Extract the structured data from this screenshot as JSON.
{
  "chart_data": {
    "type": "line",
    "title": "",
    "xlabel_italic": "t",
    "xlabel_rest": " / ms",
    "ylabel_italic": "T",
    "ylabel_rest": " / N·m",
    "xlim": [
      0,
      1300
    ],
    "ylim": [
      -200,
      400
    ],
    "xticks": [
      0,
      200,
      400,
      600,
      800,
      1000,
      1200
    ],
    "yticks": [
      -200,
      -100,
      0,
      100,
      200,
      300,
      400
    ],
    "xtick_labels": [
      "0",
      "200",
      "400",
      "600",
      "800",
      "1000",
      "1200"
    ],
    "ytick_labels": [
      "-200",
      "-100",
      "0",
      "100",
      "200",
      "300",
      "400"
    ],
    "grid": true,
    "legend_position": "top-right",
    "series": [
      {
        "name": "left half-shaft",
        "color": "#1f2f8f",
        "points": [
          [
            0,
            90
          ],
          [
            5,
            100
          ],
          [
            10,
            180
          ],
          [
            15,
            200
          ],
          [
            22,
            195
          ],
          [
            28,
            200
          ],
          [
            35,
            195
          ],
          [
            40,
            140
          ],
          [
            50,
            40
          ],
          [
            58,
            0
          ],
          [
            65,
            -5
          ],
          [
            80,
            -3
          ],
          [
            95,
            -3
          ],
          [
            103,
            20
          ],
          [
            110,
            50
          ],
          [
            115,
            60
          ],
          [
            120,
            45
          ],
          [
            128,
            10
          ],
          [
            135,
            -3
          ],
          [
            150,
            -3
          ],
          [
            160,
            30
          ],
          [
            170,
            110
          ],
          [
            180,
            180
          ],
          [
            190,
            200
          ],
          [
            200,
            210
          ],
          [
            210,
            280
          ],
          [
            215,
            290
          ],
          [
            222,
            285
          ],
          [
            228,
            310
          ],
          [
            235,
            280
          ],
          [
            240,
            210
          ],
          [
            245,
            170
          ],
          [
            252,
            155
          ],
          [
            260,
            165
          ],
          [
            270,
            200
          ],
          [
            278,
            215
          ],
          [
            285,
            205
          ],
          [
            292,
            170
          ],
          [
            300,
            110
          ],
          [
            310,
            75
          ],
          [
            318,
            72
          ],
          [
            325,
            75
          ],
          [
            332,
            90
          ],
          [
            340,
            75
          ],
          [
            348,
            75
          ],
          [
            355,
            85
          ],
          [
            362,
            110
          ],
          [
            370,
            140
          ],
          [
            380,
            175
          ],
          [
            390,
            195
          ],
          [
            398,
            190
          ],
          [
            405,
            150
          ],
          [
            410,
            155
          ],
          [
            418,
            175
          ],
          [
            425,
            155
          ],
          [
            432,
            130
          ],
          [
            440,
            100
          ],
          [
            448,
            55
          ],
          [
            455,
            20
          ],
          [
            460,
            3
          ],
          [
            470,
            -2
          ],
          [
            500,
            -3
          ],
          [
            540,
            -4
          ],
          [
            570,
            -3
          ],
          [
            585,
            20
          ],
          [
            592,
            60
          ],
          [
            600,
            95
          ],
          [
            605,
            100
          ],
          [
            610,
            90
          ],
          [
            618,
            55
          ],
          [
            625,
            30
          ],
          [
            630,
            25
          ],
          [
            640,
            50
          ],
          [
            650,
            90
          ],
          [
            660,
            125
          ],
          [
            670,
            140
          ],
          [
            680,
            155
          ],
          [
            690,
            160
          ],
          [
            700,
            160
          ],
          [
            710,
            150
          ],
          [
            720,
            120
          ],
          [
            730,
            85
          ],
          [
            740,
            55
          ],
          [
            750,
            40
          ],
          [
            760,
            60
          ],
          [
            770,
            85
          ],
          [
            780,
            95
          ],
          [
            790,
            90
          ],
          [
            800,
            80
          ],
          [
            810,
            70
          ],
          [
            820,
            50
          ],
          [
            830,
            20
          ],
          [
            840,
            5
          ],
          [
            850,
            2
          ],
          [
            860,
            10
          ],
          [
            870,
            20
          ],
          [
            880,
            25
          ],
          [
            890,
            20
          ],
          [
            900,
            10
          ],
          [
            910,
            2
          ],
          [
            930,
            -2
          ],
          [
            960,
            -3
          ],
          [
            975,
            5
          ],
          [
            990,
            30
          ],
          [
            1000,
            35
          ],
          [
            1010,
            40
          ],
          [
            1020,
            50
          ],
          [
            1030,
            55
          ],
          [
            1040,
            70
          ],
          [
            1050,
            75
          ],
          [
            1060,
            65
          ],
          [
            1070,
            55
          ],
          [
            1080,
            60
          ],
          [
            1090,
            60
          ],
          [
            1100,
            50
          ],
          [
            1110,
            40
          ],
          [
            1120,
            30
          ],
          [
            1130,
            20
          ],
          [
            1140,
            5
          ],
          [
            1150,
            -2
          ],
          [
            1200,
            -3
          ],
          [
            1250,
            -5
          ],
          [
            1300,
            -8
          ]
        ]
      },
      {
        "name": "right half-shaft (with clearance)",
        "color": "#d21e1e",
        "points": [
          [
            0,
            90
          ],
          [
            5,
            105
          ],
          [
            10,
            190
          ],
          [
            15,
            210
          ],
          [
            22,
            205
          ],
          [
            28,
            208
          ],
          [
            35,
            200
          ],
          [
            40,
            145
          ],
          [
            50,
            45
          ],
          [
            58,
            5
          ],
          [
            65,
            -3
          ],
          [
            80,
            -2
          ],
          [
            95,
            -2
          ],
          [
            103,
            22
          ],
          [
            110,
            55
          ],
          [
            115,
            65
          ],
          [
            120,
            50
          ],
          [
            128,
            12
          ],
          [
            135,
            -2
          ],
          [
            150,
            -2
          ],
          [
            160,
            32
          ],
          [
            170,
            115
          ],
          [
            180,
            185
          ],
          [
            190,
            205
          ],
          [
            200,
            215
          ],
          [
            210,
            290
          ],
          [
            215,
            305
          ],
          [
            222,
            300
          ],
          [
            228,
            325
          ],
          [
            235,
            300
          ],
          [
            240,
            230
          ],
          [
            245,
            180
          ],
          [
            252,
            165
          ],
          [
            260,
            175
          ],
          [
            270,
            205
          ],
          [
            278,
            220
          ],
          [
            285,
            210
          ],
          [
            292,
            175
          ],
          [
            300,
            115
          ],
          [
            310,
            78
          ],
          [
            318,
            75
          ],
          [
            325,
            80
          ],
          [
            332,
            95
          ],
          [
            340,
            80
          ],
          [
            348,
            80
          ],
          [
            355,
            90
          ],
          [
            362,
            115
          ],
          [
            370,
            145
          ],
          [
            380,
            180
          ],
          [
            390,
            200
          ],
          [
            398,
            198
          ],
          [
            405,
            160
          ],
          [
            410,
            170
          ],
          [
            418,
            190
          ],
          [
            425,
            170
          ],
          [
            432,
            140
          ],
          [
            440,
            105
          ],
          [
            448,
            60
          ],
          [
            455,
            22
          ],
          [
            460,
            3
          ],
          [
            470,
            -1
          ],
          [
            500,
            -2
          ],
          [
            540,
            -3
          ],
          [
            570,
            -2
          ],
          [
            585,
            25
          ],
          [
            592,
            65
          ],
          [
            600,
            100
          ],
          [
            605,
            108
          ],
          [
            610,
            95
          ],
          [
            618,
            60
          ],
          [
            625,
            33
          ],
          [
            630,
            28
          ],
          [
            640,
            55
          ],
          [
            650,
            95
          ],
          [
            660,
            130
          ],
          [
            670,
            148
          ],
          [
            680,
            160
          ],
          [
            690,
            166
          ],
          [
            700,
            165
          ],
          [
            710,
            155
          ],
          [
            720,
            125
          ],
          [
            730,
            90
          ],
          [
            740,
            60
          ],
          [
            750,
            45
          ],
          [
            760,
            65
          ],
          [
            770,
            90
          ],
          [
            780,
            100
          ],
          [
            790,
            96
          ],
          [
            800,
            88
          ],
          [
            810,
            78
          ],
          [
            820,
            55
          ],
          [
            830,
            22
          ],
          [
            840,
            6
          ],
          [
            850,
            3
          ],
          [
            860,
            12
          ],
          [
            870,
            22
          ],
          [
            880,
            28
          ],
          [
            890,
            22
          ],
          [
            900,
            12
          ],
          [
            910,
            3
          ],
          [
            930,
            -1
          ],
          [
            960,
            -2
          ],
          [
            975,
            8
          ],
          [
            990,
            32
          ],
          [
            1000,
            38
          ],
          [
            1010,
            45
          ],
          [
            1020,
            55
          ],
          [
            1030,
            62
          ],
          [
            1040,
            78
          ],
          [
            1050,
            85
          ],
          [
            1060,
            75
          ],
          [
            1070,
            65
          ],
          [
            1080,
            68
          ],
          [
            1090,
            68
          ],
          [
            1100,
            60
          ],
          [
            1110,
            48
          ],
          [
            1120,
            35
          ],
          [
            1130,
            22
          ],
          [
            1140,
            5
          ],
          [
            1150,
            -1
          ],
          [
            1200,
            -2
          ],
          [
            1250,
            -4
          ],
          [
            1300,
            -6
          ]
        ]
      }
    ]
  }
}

□ □ □ □ □ □ □

Show, from the material above, each line that includes the string "right".

** Written response **
    "legend_position": "top-right",
        "name": "right half-shaft (with clearance)",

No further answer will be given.